*Problem to work on:*
Collect all lines from the records below that include the word "function".

(Excerpt from a dataset)
:::

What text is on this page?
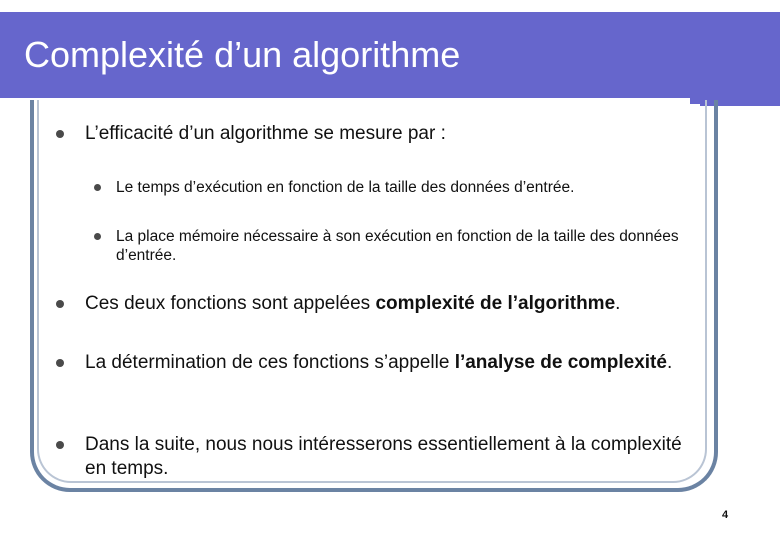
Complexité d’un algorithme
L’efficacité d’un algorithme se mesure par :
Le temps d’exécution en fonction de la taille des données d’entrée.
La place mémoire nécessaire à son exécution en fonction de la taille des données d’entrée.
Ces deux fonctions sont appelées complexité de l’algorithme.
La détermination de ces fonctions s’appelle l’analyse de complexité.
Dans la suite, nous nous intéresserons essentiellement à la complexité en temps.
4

:::

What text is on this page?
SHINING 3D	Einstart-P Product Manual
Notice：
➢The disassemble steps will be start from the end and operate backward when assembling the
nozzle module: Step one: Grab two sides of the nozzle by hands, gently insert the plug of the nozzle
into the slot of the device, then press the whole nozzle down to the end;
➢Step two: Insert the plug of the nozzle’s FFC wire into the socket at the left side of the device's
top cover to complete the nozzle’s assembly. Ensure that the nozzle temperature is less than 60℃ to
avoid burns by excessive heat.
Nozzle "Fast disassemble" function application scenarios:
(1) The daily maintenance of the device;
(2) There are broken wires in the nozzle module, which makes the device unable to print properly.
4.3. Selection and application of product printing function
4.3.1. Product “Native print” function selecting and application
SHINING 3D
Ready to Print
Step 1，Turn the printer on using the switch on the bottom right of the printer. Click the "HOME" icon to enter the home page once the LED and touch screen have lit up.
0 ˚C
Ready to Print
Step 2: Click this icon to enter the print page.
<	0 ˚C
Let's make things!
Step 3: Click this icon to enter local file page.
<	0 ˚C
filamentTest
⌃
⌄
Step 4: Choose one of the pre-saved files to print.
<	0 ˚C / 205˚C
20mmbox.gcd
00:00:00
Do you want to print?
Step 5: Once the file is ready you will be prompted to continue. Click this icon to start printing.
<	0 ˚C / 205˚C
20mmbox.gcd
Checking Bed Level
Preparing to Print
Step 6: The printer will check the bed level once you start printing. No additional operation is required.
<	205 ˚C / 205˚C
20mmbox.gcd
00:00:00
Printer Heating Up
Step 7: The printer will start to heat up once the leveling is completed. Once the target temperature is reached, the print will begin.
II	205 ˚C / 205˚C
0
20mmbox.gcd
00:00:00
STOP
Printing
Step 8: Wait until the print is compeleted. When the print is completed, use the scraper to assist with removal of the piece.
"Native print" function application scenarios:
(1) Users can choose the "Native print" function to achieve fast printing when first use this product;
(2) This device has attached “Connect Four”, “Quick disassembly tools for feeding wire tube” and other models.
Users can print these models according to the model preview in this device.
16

:::

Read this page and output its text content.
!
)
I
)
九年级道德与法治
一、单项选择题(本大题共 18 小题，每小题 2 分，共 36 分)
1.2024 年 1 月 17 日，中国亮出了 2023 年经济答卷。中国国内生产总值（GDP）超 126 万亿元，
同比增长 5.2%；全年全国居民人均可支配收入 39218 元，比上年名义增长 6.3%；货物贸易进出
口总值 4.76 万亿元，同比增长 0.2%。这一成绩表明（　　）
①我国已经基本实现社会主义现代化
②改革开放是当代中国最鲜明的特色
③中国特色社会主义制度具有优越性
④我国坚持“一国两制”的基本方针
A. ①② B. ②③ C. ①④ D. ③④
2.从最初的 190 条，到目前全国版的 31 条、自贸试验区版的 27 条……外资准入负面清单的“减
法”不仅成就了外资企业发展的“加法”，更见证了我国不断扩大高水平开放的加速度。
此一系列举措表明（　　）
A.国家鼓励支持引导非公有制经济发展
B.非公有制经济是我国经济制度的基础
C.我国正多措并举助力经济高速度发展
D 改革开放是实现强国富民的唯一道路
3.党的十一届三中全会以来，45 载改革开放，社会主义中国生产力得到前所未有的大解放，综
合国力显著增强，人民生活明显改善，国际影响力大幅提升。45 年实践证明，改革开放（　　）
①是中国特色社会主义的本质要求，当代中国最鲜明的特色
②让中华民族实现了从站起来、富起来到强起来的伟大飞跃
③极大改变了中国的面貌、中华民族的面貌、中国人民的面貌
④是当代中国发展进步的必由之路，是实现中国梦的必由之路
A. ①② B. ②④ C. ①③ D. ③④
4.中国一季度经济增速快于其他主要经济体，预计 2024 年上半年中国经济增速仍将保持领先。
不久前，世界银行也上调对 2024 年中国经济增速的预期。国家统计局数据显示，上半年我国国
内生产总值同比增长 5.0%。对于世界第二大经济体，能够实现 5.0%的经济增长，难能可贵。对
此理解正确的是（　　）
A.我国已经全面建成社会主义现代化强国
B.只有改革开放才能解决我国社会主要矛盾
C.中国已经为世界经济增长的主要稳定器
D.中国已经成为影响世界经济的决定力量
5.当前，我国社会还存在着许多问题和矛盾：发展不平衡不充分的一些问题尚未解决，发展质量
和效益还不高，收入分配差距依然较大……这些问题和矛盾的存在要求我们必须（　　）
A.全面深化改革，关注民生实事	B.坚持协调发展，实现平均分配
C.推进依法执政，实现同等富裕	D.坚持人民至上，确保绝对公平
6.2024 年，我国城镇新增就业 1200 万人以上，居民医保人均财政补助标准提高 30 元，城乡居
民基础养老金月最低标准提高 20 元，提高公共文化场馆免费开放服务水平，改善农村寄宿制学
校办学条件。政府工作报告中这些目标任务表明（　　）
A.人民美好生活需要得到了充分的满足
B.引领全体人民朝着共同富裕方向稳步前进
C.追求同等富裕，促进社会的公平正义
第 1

:::

*Solution for this task:*
Nozzle "Fast disassemble" function application scenarios:
4.3. Selection and application of product printing function
4.3.1. Product “Native print” function selecting and application
"Native print" function application scenarios:
(1) Users can choose the "Native print" function to achieve fast printing when first use this product;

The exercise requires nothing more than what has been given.